Extracted text ▸
****************
If Newt Gingrich and others are hunting for the possible traitors who’d cozy up to evil communists and give them whatever their hardened hearts desire, they may be snooping in the wrong direction by targeting Asian bogeymen. The enemy within, dear Newt, is much closer to home. It’s those American business lobbyists in their Armani suits who agonize whenever their European competitors scarf up lucrative satellite telecommunication partnerships with China. They were the ones leaning on Clinton to loosen those strict rules barring U.S. technology transfers. Indeed, investigators are probing the full implications of $1 million in political contributions from a Loral Space and Communications executive that preceded a 1996 technology-transfer waiver granted by the White House.
****************
What you need to do ▸
[1] Name every person and organization mentioned in the passage about technology transfers to China.
[2] Carry on the passage about technology transfers to China, starting right after its last sentence.

Element and box listings
****************
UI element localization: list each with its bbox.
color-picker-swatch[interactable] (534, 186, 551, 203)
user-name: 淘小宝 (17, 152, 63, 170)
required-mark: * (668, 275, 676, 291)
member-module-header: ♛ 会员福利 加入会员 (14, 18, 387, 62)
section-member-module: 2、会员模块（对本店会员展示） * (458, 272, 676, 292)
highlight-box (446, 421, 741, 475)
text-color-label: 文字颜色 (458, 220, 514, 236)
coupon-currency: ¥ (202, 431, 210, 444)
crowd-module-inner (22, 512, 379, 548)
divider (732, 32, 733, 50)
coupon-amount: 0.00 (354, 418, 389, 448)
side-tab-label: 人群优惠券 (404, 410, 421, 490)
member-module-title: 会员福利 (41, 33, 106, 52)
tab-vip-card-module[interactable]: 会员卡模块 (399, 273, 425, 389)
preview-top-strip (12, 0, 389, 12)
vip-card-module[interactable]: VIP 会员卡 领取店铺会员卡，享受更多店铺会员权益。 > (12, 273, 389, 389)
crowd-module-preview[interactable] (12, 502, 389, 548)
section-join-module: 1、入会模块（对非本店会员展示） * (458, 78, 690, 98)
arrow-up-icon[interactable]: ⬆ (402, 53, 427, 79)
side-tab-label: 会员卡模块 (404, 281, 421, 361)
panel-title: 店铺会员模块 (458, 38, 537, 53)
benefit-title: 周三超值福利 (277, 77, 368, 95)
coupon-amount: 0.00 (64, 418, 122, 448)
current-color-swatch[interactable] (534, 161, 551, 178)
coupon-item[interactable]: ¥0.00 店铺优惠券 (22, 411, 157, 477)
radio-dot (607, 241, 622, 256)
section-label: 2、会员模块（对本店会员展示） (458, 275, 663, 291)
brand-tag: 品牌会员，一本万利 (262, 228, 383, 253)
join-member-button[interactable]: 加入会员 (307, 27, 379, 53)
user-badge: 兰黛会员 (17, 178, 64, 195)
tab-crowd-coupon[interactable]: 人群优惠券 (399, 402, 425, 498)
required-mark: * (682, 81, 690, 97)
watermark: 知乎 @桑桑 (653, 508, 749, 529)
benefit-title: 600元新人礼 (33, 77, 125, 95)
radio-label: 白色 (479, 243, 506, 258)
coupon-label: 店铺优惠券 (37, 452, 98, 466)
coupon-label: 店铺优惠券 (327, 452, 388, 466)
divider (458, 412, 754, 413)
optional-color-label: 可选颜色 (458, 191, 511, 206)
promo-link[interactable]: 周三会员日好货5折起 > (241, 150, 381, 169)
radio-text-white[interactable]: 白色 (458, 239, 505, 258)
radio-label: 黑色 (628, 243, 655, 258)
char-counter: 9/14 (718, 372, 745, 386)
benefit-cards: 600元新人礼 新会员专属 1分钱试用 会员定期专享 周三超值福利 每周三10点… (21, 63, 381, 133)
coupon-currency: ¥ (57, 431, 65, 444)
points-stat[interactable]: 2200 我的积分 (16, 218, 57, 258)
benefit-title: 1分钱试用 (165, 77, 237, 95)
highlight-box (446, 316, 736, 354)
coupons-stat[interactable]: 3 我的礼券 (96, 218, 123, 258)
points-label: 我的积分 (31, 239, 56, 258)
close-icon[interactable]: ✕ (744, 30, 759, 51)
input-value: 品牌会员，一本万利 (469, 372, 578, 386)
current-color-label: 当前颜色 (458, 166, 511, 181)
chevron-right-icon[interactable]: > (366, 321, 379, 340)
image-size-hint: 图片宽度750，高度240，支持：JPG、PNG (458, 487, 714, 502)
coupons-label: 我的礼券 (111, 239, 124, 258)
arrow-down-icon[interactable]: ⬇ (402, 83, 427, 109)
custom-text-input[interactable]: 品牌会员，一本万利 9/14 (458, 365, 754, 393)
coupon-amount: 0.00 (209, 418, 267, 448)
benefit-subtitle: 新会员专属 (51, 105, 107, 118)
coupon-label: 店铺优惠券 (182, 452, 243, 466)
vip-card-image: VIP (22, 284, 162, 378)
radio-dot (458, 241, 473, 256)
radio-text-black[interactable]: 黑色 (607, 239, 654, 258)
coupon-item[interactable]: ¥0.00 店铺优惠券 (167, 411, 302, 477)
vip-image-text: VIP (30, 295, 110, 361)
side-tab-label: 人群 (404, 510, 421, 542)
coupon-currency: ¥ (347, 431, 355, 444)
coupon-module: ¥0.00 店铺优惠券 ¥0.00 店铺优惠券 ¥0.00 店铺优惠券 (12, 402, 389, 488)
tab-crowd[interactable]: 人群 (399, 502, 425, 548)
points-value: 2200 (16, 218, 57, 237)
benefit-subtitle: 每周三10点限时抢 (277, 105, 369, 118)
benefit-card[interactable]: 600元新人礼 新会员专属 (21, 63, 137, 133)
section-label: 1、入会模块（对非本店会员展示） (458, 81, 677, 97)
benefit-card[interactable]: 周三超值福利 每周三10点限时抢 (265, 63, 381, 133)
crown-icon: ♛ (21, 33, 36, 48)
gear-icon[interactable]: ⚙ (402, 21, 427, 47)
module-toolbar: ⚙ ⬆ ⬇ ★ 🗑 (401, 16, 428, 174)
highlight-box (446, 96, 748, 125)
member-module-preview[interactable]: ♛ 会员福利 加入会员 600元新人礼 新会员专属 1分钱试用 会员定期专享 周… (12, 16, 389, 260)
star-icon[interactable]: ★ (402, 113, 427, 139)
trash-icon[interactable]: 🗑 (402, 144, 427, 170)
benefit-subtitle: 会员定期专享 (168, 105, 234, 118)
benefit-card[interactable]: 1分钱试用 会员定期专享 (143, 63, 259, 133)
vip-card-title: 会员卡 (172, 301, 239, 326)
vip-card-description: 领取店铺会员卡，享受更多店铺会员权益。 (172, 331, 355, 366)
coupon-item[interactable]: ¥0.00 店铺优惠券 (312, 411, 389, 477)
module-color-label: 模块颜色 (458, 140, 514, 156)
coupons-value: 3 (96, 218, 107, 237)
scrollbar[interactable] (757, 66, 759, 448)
****************
Task-by-task outputs ▸
[1] Newt Gingrich, Clinton, Loral Space and Communications, the White House

[2]
So if Congress is looking for fellow travelers, all the probers have to do is hop on a flight to Beijing. They’ll find them hiding in plain sight in business class. And if our businessmen, Democratic and Republican, did permit loyalty to the bottom line to transcend that to country, let Gingrich expose them. But are these business people really communist dupes? And would they have pushed the president that hard if there had been a substantial national security risk in sharing such technology? That’s difficult for me to believe, though maybe Gingrich feels differently and has a better instinct for where the commies are buried. But until the American people have the sense that they know the full story, with all the complex and conflicting facts, let’s not immobilize American diplomacy. As Christopher says: “People who are saying now that Clinton shouldn’t go to China are giving America very bad advice.” At least as much as congressional hearings, it’s vital that the Sino-U.S. summit proceed apace.